What to do
Please write out the material that follows, exactly as it stands.

[Dataset entries]

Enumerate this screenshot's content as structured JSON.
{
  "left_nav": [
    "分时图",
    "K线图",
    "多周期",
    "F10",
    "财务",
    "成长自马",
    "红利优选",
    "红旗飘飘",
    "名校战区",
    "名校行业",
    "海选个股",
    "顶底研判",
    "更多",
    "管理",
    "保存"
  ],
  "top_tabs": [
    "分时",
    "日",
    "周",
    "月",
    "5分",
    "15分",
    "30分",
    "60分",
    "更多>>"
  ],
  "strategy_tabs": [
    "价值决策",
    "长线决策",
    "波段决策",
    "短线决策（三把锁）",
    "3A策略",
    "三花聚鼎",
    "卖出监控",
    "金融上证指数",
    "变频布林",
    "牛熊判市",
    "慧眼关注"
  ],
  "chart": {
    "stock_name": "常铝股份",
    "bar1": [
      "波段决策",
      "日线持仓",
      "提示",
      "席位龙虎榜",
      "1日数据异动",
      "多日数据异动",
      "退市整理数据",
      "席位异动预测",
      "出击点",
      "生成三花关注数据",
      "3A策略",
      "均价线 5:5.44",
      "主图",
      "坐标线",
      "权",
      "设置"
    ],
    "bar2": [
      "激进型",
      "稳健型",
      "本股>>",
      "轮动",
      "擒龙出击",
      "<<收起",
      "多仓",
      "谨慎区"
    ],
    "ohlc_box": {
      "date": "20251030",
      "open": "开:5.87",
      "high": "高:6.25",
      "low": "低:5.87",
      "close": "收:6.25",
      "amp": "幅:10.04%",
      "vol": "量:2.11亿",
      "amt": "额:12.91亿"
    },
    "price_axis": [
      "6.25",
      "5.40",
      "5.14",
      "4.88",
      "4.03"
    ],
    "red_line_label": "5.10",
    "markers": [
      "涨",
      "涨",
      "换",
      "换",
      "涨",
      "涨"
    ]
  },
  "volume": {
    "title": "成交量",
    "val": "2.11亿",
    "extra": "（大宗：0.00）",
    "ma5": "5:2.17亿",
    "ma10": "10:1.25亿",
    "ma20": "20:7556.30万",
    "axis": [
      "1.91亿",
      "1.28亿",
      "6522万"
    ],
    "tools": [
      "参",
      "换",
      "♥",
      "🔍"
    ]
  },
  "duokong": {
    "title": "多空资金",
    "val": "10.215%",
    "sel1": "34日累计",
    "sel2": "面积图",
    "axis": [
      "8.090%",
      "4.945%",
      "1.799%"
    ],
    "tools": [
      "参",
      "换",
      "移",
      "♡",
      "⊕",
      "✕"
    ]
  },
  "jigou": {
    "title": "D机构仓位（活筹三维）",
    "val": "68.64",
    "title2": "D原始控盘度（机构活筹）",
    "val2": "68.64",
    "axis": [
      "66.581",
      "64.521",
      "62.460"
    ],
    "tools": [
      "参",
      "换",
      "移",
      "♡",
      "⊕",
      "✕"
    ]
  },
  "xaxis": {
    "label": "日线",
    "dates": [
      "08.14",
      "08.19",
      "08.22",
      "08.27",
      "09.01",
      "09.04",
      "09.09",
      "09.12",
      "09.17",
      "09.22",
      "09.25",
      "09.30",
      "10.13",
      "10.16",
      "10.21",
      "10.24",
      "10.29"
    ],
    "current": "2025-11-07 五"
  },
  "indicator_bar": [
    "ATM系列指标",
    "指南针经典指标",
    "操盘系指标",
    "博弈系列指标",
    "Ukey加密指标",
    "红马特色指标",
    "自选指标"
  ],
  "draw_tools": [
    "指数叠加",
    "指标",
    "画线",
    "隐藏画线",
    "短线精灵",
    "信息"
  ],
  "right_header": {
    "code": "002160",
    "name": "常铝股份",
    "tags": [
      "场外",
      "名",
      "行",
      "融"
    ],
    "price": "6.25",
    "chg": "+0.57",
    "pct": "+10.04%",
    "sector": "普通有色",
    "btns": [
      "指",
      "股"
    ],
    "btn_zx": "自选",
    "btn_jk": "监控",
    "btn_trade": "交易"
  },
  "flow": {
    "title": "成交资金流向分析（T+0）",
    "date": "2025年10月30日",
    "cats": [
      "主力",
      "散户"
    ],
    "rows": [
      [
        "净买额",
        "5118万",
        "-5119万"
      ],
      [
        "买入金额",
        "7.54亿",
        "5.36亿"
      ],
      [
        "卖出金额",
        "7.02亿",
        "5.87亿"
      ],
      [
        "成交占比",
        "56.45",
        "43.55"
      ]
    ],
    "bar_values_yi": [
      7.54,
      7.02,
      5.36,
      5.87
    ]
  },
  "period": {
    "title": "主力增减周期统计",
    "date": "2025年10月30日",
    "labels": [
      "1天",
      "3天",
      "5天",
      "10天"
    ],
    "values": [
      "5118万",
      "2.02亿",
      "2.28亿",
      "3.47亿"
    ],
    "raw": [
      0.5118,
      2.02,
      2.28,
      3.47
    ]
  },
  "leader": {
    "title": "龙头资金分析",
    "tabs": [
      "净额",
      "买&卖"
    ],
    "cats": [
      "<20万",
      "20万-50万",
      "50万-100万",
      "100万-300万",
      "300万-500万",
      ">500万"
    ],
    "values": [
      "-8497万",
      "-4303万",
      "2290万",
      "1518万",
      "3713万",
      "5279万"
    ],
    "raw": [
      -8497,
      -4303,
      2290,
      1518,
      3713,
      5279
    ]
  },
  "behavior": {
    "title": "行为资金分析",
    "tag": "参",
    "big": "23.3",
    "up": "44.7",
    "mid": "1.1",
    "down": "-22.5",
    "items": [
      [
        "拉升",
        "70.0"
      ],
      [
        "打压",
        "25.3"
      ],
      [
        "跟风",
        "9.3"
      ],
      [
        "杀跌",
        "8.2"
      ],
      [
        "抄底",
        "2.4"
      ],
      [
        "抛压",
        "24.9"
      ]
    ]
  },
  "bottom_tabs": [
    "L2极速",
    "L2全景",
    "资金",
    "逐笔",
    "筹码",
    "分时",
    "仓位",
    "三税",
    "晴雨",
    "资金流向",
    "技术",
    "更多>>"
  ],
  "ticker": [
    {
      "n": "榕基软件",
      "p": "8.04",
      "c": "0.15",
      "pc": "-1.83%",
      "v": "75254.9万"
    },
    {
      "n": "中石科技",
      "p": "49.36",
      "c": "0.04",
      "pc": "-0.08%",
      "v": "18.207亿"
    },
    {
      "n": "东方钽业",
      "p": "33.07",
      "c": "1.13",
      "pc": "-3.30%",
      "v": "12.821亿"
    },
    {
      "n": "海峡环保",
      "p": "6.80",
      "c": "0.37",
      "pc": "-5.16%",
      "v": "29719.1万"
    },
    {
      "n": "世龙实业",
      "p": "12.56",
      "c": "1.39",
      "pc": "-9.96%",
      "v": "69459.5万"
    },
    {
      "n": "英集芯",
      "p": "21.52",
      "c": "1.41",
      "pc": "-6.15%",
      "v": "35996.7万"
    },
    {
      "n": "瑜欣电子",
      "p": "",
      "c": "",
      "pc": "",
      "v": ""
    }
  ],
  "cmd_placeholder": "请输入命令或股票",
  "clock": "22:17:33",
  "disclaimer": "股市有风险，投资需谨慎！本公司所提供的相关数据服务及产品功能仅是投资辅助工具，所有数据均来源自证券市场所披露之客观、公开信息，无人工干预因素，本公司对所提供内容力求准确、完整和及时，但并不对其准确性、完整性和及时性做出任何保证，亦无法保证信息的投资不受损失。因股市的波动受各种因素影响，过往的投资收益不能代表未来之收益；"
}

Exercise result
Enumerate this screenshot's content as structured JSON.
{
  "left_nav": [
    "分时图",
    "K线图",
    "多周期",
    "F10",
    "财务",
    "成长自马",
    "红利优选",
    "红旗飘飘",
    "名校战区",
    "名校行业",
    "海选个股",
    "顶底研判",
    "更多",
    "管理",
    "保存"
  ],
  "top_tabs": [
    "分时",
    "日",
    "周",
    "月",
    "5分",
    "15分",
    "30分",
    "60分",
    "更多>>"
  ],
  "strategy_tabs": [
    "价值决策",
    "长线决策",
    "波段决策",
    "短线决策（三把锁）",
    "3A策略",
    "三花聚鼎",
    "卖出监控",
    "金融上证指数",
    "变频布林",
    "牛熊判市",
    "慧眼关注"
  ],
  "chart": {
    "stock_name": "常铝股份",
    "bar1": [
      "波段决策",
      "日线持仓",
      "提示",
      "席位龙虎榜",
      "1日数据异动",
      "多日数据异动",
      "退市整理数据",
      "席位异动预测",
      "出击点",
      "生成三花关注数据",
      "3A策略",
      "均价线 5:5.44",
      "主图",
      "坐标线",
      "权",
      "设置"
    ],
    "bar2": [
      "激进型",
      "稳健型",
      "本股>>",
      "轮动",
      "擒龙出击",
      "<<收起",
      "多仓",
      "谨慎区"
    ],
    "ohlc_box": {
      "date": "20251030",
      "open": "开:5.87",
      "high": "高:6.25",
      "low": "低:5.87",
      "close": "收:6.25",
      "amp": "幅:10.04%",
      "vol": "量:2.11亿",
      "amt": "额:12.91亿"
    },
    "price_axis": [
      "6.25",
      "5.40",
      "5.14",
      "4.88",
      "4.03"
    ],
    "red_line_label": "5.10",
    "markers": [
      "涨",
      "涨",
      "换",
      "换",
      "涨",
      "涨"
    ]
  },
  "volume": {
    "title": "成交量",
    "val": "2.11亿",
    "extra": "（大宗：0.00）",
    "ma5": "5:2.17亿",
    "ma10": "10:1.25亿",
    "ma20": "20:7556.30万",
    "axis": [
      "1.91亿",
      "1.28亿",
      "6522万"
    ],
    "tools": [
      "参",
      "换",
      "♥",
      "🔍"
    ]
  },
  "duokong": {
    "title": "多空资金",
    "val": "10.215%",
    "sel1": "34日累计",
    "sel2": "面积图",
    "axis": [
      "8.090%",
      "4.945%",
      "1.799%"
    ],
    "tools": [
      "参",
      "换",
      "移",
      "♡",
      "⊕",
      "✕"
    ]
  },
  "jigou": {
    "title": "D机构仓位（活筹三维）",
    "val": "68.64",
    "title2": "D原始控盘度（机构活筹）",
    "val2": "68.64",
    "axis": [
      "66.581",
      "64.521",
      "62.460"
    ],
    "tools": [
      "参",
      "换",
      "移",
      "♡",
      "⊕",
      "✕"
    ]
  },
  "xaxis": {
    "label": "日线",
    "dates": [
      "08.14",
      "08.19",
      "08.22",
      "08.27",
      "09.01",
      "09.04",
      "09.09",
      "09.12",
      "09.17",
      "09.22",
      "09.25",
      "09.30",
      "10.13",
      "10.16",
      "10.21",
      "10.24",
      "10.29"
    ],
    "current": "2025-11-07 五"
  },
  "indicator_bar": [
    "ATM系列指标",
    "指南针经典指标",
    "操盘系指标",
    "博弈系列指标",
    "Ukey加密指标",
    "红马特色指标",
    "自选指标"
  ],
  "draw_tools": [
    "指数叠加",
    "指标",
    "画线",
    "隐藏画线",
    "短线精灵",
    "信息"
  ],
  "right_header": {
    "code": "002160",
    "name": "常铝股份",
    "tags": [
      "场外",
      "名",
      "行",
      "融"
    ],
    "price": "6.25",
    "chg": "+0.57",
    "pct": "+10.04%",
    "sector": "普通有色",
    "btns": [
      "指",
      "股"
    ],
    "btn_zx": "自选",
    "btn_jk": "监控",
    "btn_trade": "交易"
  },
  "flow": {
    "title": "成交资金流向分析（T+0）",
    "date": "2025年10月30日",
    "cats": [
      "主力",
      "散户"
    ],
    "rows": [
      [
        "净买额",
        "5118万",
        "-5119万"
      ],
      [
        "买入金额",
        "7.54亿",
        "5.36亿"
      ],
      [
        "卖出金额",
        "7.02亿",
        "5.87亿"
      ],
      [
        "成交占比",
        "56.45",
        "43.55"
      ]
    ],
    "bar_values_yi": [
      7.54,
      7.02,
      5.36,
      5.87
    ]
  },
  "period": {
    "title": "主力增减周期统计",
    "date": "2025年10月30日",
    "labels": [
      "1天",
      "3天",
      "5天",
      "10天"
    ],
    "values": [
      "5118万",
      "2.02亿",
      "2.28亿",
      "3.47亿"
    ],
    "raw": [
      0.5118,
      2.02,
      2.28,
      3.47
    ]
  },
  "leader": {
    "title": "龙头资金分析",
    "tabs": [
      "净额",
      "买&卖"
    ],
    "cats": [
      "<20万",
      "20万-50万",
      "50万-100万",
      "100万-300万",
      "300万-500万",
      ">500万"
    ],
    "values": [
      "-8497万",
      "-4303万",
      "2290万",
      "1518万",
      "3713万",
      "5279万"
    ],
    "raw": [
      -8497,
      -4303,
      2290,
      1518,
      3713,
      5279
    ]
  },
  "behavior": {
    "title": "行为资金分析",
    "tag": "参",
    "big": "23.3",
    "up": "44.7",
    "mid": "1.1",
    "down": "-22.5",
    "items": [
      [
        "拉升",
        "70.0"
      ],
      [
        "打压",
        "25.3"
      ],
      [
        "跟风",
        "9.3"
      ],
      [
        "杀跌",
        "8.2"
      ],
      [
        "抄底",
        "2.4"
      ],
      [
        "抛压",
        "24.9"
      ]
    ]
  },
  "bottom_tabs": [
    "L2极速",
    "L2全景",
    "资金",
    "逐笔",
    "筹码",
    "分时",
    "仓位",
    "三税",
    "晴雨",
    "资金流向",
    "技术",
    "更多>>"
  ],
  "ticker": [
    {
      "n": "榕基软件",
      "p": "8.04",
      "c": "0.15",
      "pc": "-1.83%",
      "v": "75254.9万"
    },
    {
      "n": "中石科技",
      "p": "49.36",
      "c": "0.04",
      "pc": "-0.08%",
      "v": "18.207亿"
    },
    {
      "n": "东方钽业",
      "p": "33.07",
      "c": "1.13",
      "pc": "-3.30%",
      "v": "12.821亿"
    },
    {
      "n": "海峡环保",
      "p": "6.80",
      "c": "0.37",
      "pc": "-5.16%",
      "v": "29719.1万"
    },
    {
      "n": "世龙实业",
      "p": "12.56",
      "c": "1.39",
      "pc": "-9.96%",
      "v": "69459.5万"
    },
    {
      "n": "英集芯",
      "p": "21.52",
      "c": "1.41",
      "pc": "-6.15%",
      "v": "35996.7万"
    },
    {
      "n": "瑜欣电子",
      "p": "",
      "c": "",
      "pc": "",
      "v": ""
    }
  ],
  "cmd_placeholder": "请输入命令或股票",
  "clock": "22:17:33",
  "disclaimer": "股市有风险，投资需谨慎！本公司所提供的相关数据服务及产品功能仅是投资辅助工具，所有数据均来源自证券市场所披露之客观、公开信息，无人工干预因素，本公司对所提供内容力求准确、完整和及时，但并不对其准确性、完整性和及时性做出任何保证，亦无法保证信息的投资不受损失。因股市的波动受各种因素影响，过往的投资收益不能代表未来之收益；"
}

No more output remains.